Stored items from a collection:
--- BEGIN ---

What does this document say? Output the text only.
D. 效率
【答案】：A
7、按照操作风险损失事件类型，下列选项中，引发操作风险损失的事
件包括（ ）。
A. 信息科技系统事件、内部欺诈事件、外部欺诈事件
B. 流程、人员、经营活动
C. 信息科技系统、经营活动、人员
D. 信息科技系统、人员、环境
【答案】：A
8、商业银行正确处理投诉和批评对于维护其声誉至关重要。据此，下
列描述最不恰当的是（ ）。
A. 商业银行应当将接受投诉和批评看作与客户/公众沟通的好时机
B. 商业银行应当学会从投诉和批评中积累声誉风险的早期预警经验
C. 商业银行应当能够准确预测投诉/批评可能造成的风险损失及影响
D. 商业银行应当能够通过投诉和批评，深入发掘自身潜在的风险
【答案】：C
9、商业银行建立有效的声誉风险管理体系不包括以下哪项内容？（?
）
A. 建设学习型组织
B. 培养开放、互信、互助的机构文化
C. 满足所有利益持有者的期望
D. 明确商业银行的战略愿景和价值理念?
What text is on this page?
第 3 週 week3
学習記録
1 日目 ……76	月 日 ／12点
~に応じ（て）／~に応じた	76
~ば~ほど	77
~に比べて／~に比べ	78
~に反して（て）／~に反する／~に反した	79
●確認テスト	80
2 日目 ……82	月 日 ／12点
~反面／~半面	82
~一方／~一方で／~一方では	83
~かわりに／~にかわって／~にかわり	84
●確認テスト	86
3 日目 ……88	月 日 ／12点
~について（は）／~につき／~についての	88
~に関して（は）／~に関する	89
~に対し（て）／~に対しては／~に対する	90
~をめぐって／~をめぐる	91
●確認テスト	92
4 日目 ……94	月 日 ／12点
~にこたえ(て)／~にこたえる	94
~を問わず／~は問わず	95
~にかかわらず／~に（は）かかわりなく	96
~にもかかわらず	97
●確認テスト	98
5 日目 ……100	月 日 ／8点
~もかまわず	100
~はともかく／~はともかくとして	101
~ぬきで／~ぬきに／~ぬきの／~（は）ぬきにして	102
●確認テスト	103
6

--- END ---

*YOUR OBJECTIVE*: Retype the material in full. Each word must match.

*REPLY*:
What does this document say? Output the text only.
D. 效率
【答案】：A
7、按照操作风险损失事件类型，下列选项中，引发操作风险损失的事
件包括（ ）。
A. 信息科技系统事件、内部欺诈事件、外部欺诈事件
B. 流程、人员、经营活动
C. 信息科技系统、经营活动、人员
D. 信息科技系统、人员、环境
【答案】：A
8、商业银行正确处理投诉和批评对于维护其声誉至关重要。据此，下
列描述最不恰当的是（ ）。
A. 商业银行应当将接受投诉和批评看作与客户/公众沟通的好时机
B. 商业银行应当学会从投诉和批评中积累声誉风险的早期预警经验
C. 商业银行应当能够准确预测投诉/批评可能造成的风险损失及影响
D. 商业银行应当能够通过投诉和批评，深入发掘自身潜在的风险
【答案】：C
9、商业银行建立有效的声誉风险管理体系不包括以下哪项内容？（?
）
A. 建设学习型组织
B. 培养开放、互信、互助的机构文化
C. 满足所有利益持有者的期望
D. 明确商业银行的战略愿景和价值理念?
What text is on this page?
第 3 週 week3
学習記録
1 日目 ……76	月 日 ／12点
~に応じ（て）／~に応じた	76
~ば~ほど	77
~に比べて／~に比べ	78
~に反して（て）／~に反する／~に反した	79
●確認テスト	80
2 日目 ……82	月 日 ／12点
~反面／~半面	82
~一方／~一方で／~一方では	83
~かわりに／~にかわって／~にかわり	84
●確認テスト	86
3 日目 ……88	月 日 ／12点
~について（は）／~につき／~についての	88
~に関して（は）／~に関する	89
~に対し（て）／~に対しては／~に対する	90
~をめぐって／~をめぐる	91
●確認テスト	92
4 日目 ……94	月 日 ／12点
~にこたえ(て)／~にこたえる	94
~を問わず／~は問わず	95
~にかかわらず／~に（は）かかわりなく	96
~にもかかわらず	97
●確認テスト	98
5 日目 ……100	月 日 ／8点
~もかまわず	100
~はともかく／~はともかくとして	101
~ぬきで／~ぬきに／~ぬきの／~（は）ぬきにして	102
●確認テスト	103
6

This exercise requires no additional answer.